→ DO THIS
From the listing below, pick out each line with the word "总监代表".

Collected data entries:
===============

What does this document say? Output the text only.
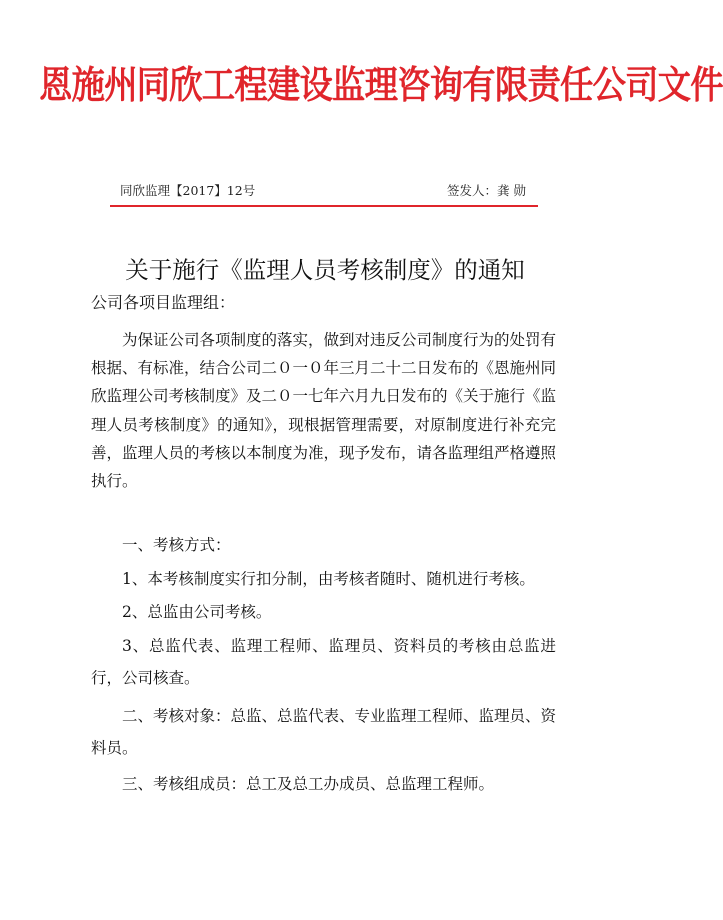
恩施州同欣工程建设监理咨询有限责任公司文件
同欣监理【2017】12号	签发人：龚 勋
关于施行《监理人员考核制度》的通知
公司各项目监理组：
为保证公司各项制度的落实，做到对违反公司制度行为的处罚有根据、有标准，结合公司二０一０年三月二十二日发布的《恩施州同欣监理公司考核制度》及二０一七年六月九日发布的《关于施行《监理人员考核制度》的通知》，现根据管理需要，对原制度进行补充完善，监理人员的考核以本制度为准，现予发布，请各监理组严格遵照执行。
一、考核方式：
1、本考核制度实行扣分制，由考核者随时、随机进行考核。
2、总监由公司考核。
3、总监代表、监理工程师、监理员、资料员的考核由总监进行，公司核查。
二、考核对象：总监、总监代表、专业监理工程师、监理员、资料员。
三、考核组成员：总工及总工办成员、总监理工程师。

===============

→ RESPONSE BELOW
3、总监代表、监理工程师、监理员、资料员的考核由总监进行，公司核查。
二、考核对象：总监、总监代表、专业监理工程师、监理员、资料员。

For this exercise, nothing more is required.